### Set exercise
In your copy, leave out the pictures; write out all the data exactly.

Stored dataset items:
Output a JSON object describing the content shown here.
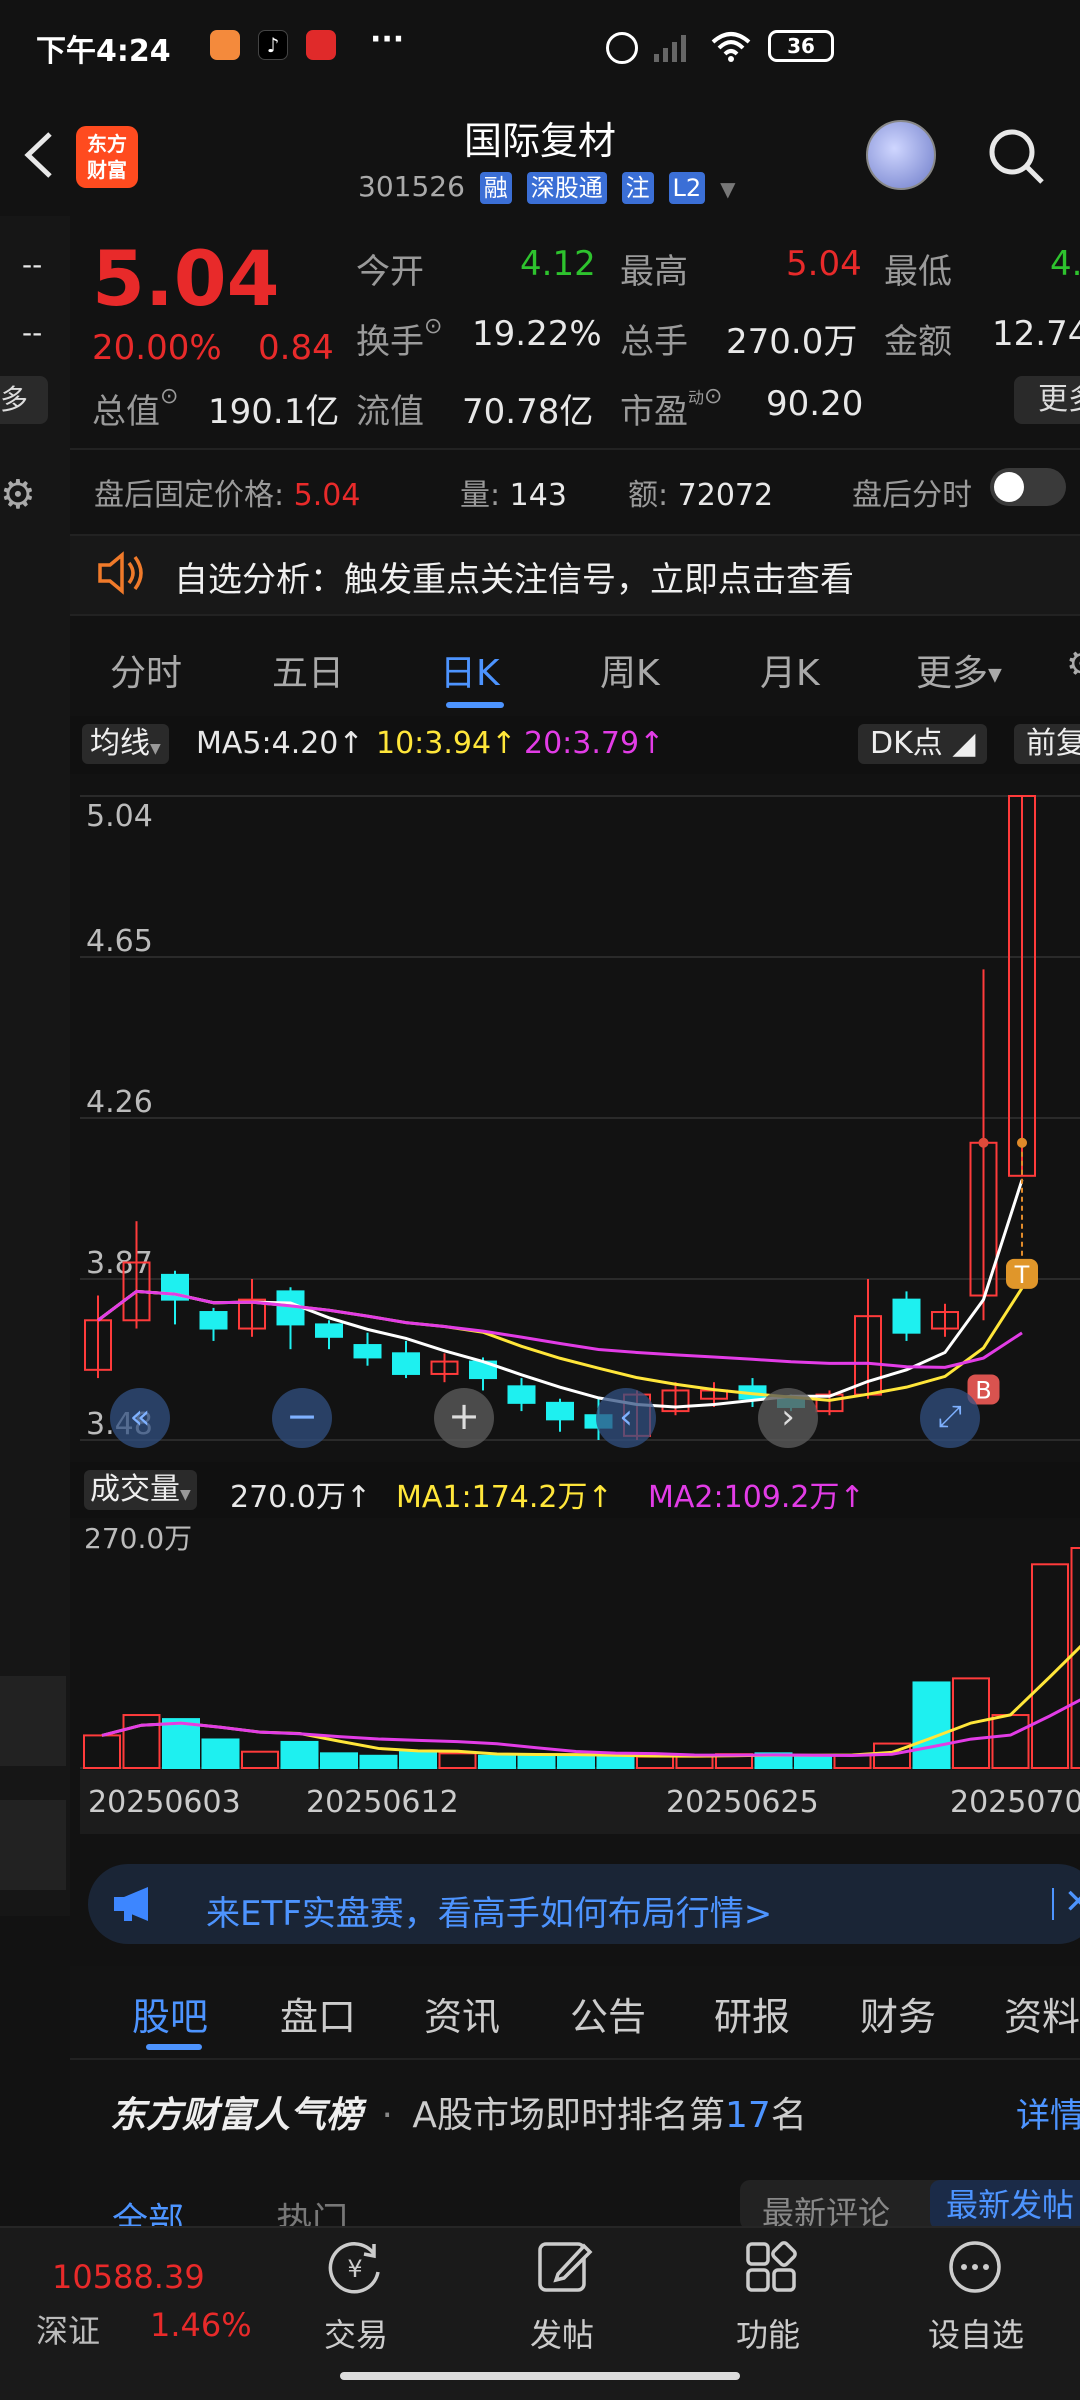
{
  "status_bar": {
    "time": "下午4:24",
    "battery": "36",
    "more": "···"
  },
  "header": {
    "logo_line1": "东方",
    "logo_line2": "财富",
    "title": "国际复材",
    "code": "301526",
    "tags": [
      "融",
      "深股通",
      "注",
      "L2"
    ]
  },
  "quote": {
    "left_col": [
      "--",
      "--",
      "多"
    ],
    "price": "5.04",
    "change_pct": "20.00%",
    "change": "0.84",
    "open_label": "今开",
    "open": "4.12",
    "high_label": "最高",
    "high": "5.04",
    "low_label": "最低",
    "low": "4.",
    "turnover_label": "换手",
    "turnover": "19.22%",
    "volume_label": "总手",
    "volume": "270.0万",
    "amount_label": "金额",
    "amount": "12.74",
    "mcap_label": "总值",
    "mcap": "190.1亿",
    "float_label": "流值",
    "float": "70.78亿",
    "pe_label": "市盈",
    "pe_sup": "动",
    "pe": "90.20",
    "more_label": "更多"
  },
  "after_hours": {
    "label": "盘后固定价格:",
    "price": "5.04",
    "vol_label": "量:",
    "vol": "143",
    "amt_label": "额:",
    "amt": "72072",
    "toggle_label": "盘后分时"
  },
  "notice": {
    "text": "自选分析：触发重点关注信号，立即点击查看"
  },
  "chart_tabs": {
    "items": [
      "分时",
      "五日",
      "日K",
      "周K",
      "月K",
      "更多"
    ],
    "active": "日K"
  },
  "ma_bar": {
    "selector": "均线",
    "ma5": "MA5:4.20",
    "ma10": "10:3.94",
    "ma20": "20:3.79",
    "dk": "DK点",
    "adjust": "前复"
  },
  "vol_bar": {
    "selector": "成交量",
    "value": "270.0万",
    "ma1": "MA1:174.2万",
    "ma2": "MA2:109.2万"
  },
  "chart_data": [
    {
      "type": "candlestick",
      "title": "",
      "y_ticks": [
        "5.04",
        "4.65",
        "4.26",
        "3.87",
        "3.48"
      ],
      "ylim": [
        3.48,
        5.04
      ],
      "grid": true,
      "series": [
        {
          "name": "MA5",
          "color": "#ffffff"
        },
        {
          "name": "10",
          "color": "#ffe63a"
        },
        {
          "name": "20",
          "color": "#e23ce6"
        }
      ],
      "candles": [
        {
          "open": 3.65,
          "close": 3.77,
          "high": 3.83,
          "low": 3.63
        },
        {
          "open": 3.77,
          "close": 3.91,
          "high": 4.01,
          "low": 3.75
        },
        {
          "open": 3.88,
          "close": 3.82,
          "high": 3.89,
          "low": 3.76
        },
        {
          "open": 3.79,
          "close": 3.75,
          "high": 3.8,
          "low": 3.72
        },
        {
          "open": 3.75,
          "close": 3.82,
          "high": 3.87,
          "low": 3.73
        },
        {
          "open": 3.84,
          "close": 3.76,
          "high": 3.85,
          "low": 3.7
        },
        {
          "open": 3.76,
          "close": 3.73,
          "high": 3.77,
          "low": 3.7
        },
        {
          "open": 3.71,
          "close": 3.68,
          "high": 3.74,
          "low": 3.66
        },
        {
          "open": 3.69,
          "close": 3.64,
          "high": 3.72,
          "low": 3.63
        },
        {
          "open": 3.64,
          "close": 3.67,
          "high": 3.69,
          "low": 3.62
        },
        {
          "open": 3.67,
          "close": 3.63,
          "high": 3.68,
          "low": 3.6
        },
        {
          "open": 3.61,
          "close": 3.57,
          "high": 3.63,
          "low": 3.55
        },
        {
          "open": 3.57,
          "close": 3.53,
          "high": 3.58,
          "low": 3.5
        },
        {
          "open": 3.54,
          "close": 3.51,
          "high": 3.58,
          "low": 3.48
        },
        {
          "open": 3.49,
          "close": 3.59,
          "high": 3.6,
          "low": 3.48
        },
        {
          "open": 3.55,
          "close": 3.6,
          "high": 3.62,
          "low": 3.54
        },
        {
          "open": 3.58,
          "close": 3.6,
          "high": 3.62,
          "low": 3.56
        },
        {
          "open": 3.61,
          "close": 3.58,
          "high": 3.63,
          "low": 3.56
        },
        {
          "open": 3.58,
          "close": 3.56,
          "high": 3.59,
          "low": 3.55
        },
        {
          "open": 3.55,
          "close": 3.59,
          "high": 3.6,
          "low": 3.54
        },
        {
          "open": 3.59,
          "close": 3.78,
          "high": 3.87,
          "low": 3.58
        },
        {
          "open": 3.82,
          "close": 3.74,
          "high": 3.84,
          "low": 3.72
        },
        {
          "open": 3.75,
          "close": 3.79,
          "high": 3.81,
          "low": 3.73
        },
        {
          "open": 3.83,
          "close": 4.2,
          "high": 4.62,
          "low": 3.77
        },
        {
          "open": 4.12,
          "close": 5.04,
          "high": 5.04,
          "low": 4.12
        }
      ],
      "markers": [
        "B",
        "T"
      ]
    },
    {
      "type": "bar",
      "title": "",
      "y_ticks": [
        "270.0万"
      ],
      "ylim": [
        0,
        270.0
      ],
      "x_ticks": [
        "20250603",
        "20250612",
        "20250625",
        "2025070"
      ],
      "values": [
        40,
        65,
        60,
        35,
        20,
        32,
        18,
        15,
        20,
        18,
        15,
        15,
        14,
        16,
        14,
        14,
        17,
        18,
        15,
        16,
        30,
        105,
        110,
        65,
        250,
        270
      ],
      "series": [
        {
          "name": "MA1",
          "color": "#ffe63a"
        },
        {
          "name": "MA2",
          "color": "#e23ce6"
        }
      ]
    }
  ],
  "etf_banner": {
    "text": "来ETF实盘赛，看高手如何布局行情>"
  },
  "bottom_tabs": {
    "items": [
      "股吧",
      "盘口",
      "资讯",
      "公告",
      "研报",
      "财务",
      "资料"
    ],
    "active": "股吧"
  },
  "popularity": {
    "brand": "东方财富人气榜",
    "dot": "·",
    "pre": "A股市场即时排名第",
    "rank": "17",
    "post": "名",
    "detail": "详情"
  },
  "filter_tabs": {
    "all": "全部",
    "hot": "热门",
    "latest_comment": "最新评论",
    "latest_post": "最新发帖"
  },
  "nav": {
    "index_value": "10588.39",
    "index_name": "深证",
    "index_pct": "1.46%",
    "items": [
      "交易",
      "发帖",
      "功能",
      "设自选"
    ]
  }
}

### Task result
Output a JSON object describing the content shown here.
{
  "status_bar": {
    "time": "下午4:24",
    "battery": "36",
    "more": "···"
  },
  "header": {
    "logo_line1": "东方",
    "logo_line2": "财富",
    "title": "国际复材",
    "code": "301526",
    "tags": [
      "融",
      "深股通",
      "注",
      "L2"
    ]
  },
  "quote": {
    "left_col": [
      "--",
      "--",
      "多"
    ],
    "price": "5.04",
    "change_pct": "20.00%",
    "change": "0.84",
    "open_label": "今开",
    "open": "4.12",
    "high_label": "最高",
    "high": "5.04",
    "low_label": "最低",
    "low": "4.",
    "turnover_label": "换手",
    "turnover": "19.22%",
    "volume_label": "总手",
    "volume": "270.0万",
    "amount_label": "金额",
    "amount": "12.74",
    "mcap_label": "总值",
    "mcap": "190.1亿",
    "float_label": "流值",
    "float": "70.78亿",
    "pe_label": "市盈",
    "pe_sup": "动",
    "pe": "90.20",
    "more_label": "更多"
  },
  "after_hours": {
    "label": "盘后固定价格:",
    "price": "5.04",
    "vol_label": "量:",
    "vol": "143",
    "amt_label": "额:",
    "amt": "72072",
    "toggle_label": "盘后分时"
  },
  "notice": {
    "text": "自选分析：触发重点关注信号，立即点击查看"
  },
  "chart_tabs": {
    "items": [
      "分时",
      "五日",
      "日K",
      "周K",
      "月K",
      "更多"
    ],
    "active": "日K"
  },
  "ma_bar": {
    "selector": "均线",
    "ma5": "MA5:4.20",
    "ma10": "10:3.94",
    "ma20": "20:3.79",
    "dk": "DK点",
    "adjust": "前复"
  },
  "vol_bar": {
    "selector": "成交量",
    "value": "270.0万",
    "ma1": "MA1:174.2万",
    "ma2": "MA2:109.2万"
  },
  "chart_data": [
    {
      "type": "candlestick",
      "title": "",
      "y_ticks": [
        "5.04",
        "4.65",
        "4.26",
        "3.87",
        "3.48"
      ],
      "ylim": [
        3.48,
        5.04
      ],
      "grid": true,
      "series": [
        {
          "name": "MA5",
          "color": "#ffffff"
        },
        {
          "name": "10",
          "color": "#ffe63a"
        },
        {
          "name": "20",
          "color": "#e23ce6"
        }
      ],
      "candles": [
        {
          "open": 3.65,
          "close": 3.77,
          "high": 3.83,
          "low": 3.63
        },
        {
          "open": 3.77,
          "close": 3.91,
          "high": 4.01,
          "low": 3.75
        },
        {
          "open": 3.88,
          "close": 3.82,
          "high": 3.89,
          "low": 3.76
        },
        {
          "open": 3.79,
          "close": 3.75,
          "high": 3.8,
          "low": 3.72
        },
        {
          "open": 3.75,
          "close": 3.82,
          "high": 3.87,
          "low": 3.73
        },
        {
          "open": 3.84,
          "close": 3.76,
          "high": 3.85,
          "low": 3.7
        },
        {
          "open": 3.76,
          "close": 3.73,
          "high": 3.77,
          "low": 3.7
        },
        {
          "open": 3.71,
          "close": 3.68,
          "high": 3.74,
          "low": 3.66
        },
        {
          "open": 3.69,
          "close": 3.64,
          "high": 3.72,
          "low": 3.63
        },
        {
          "open": 3.64,
          "close": 3.67,
          "high": 3.69,
          "low": 3.62
        },
        {
          "open": 3.67,
          "close": 3.63,
          "high": 3.68,
          "low": 3.6
        },
        {
          "open": 3.61,
          "close": 3.57,
          "high": 3.63,
          "low": 3.55
        },
        {
          "open": 3.57,
          "close": 3.53,
          "high": 3.58,
          "low": 3.5
        },
        {
          "open": 3.54,
          "close": 3.51,
          "high": 3.58,
          "low": 3.48
        },
        {
          "open": 3.49,
          "close": 3.59,
          "high": 3.6,
          "low": 3.48
        },
        {
          "open": 3.55,
          "close": 3.6,
          "high": 3.62,
          "low": 3.54
        },
        {
          "open": 3.58,
          "close": 3.6,
          "high": 3.62,
          "low": 3.56
        },
        {
          "open": 3.61,
          "close": 3.58,
          "high": 3.63,
          "low": 3.56
        },
        {
          "open": 3.58,
          "close": 3.56,
          "high": 3.59,
          "low": 3.55
        },
        {
          "open": 3.55,
          "close": 3.59,
          "high": 3.6,
          "low": 3.54
        },
        {
          "open": 3.59,
          "close": 3.78,
          "high": 3.87,
          "low": 3.58
        },
        {
          "open": 3.82,
          "close": 3.74,
          "high": 3.84,
          "low": 3.72
        },
        {
          "open": 3.75,
          "close": 3.79,
          "high": 3.81,
          "low": 3.73
        },
        {
          "open": 3.83,
          "close": 4.2,
          "high": 4.62,
          "low": 3.77
        },
        {
          "open": 4.12,
          "close": 5.04,
          "high": 5.04,
          "low": 4.12
        }
      ],
      "markers": [
        "B",
        "T"
      ]
    },
    {
      "type": "bar",
      "title": "",
      "y_ticks": [
        "270.0万"
      ],
      "ylim": [
        0,
        270.0
      ],
      "x_ticks": [
        "20250603",
        "20250612",
        "20250625",
        "2025070"
      ],
      "values": [
        40,
        65,
        60,
        35,
        20,
        32,
        18,
        15,
        20,
        18,
        15,
        15,
        14,
        16,
        14,
        14,
        17,
        18,
        15,
        16,
        30,
        105,
        110,
        65,
        250,
        270
      ],
      "series": [
        {
          "name": "MA1",
          "color": "#ffe63a"
        },
        {
          "name": "MA2",
          "color": "#e23ce6"
        }
      ]
    }
  ],
  "etf_banner": {
    "text": "来ETF实盘赛，看高手如何布局行情>"
  },
  "bottom_tabs": {
    "items": [
      "股吧",
      "盘口",
      "资讯",
      "公告",
      "研报",
      "财务",
      "资料"
    ],
    "active": "股吧"
  },
  "popularity": {
    "brand": "东方财富人气榜",
    "dot": "·",
    "pre": "A股市场即时排名第",
    "rank": "17",
    "post": "名",
    "detail": "详情"
  },
  "filter_tabs": {
    "all": "全部",
    "hot": "热门",
    "latest_comment": "最新评论",
    "latest_post": "最新发帖"
  },
  "nav": {
    "index_value": "10588.39",
    "index_name": "深证",
    "index_pct": "1.46%",
    "items": [
      "交易",
      "发帖",
      "功能",
      "设自选"
    ]
  }
}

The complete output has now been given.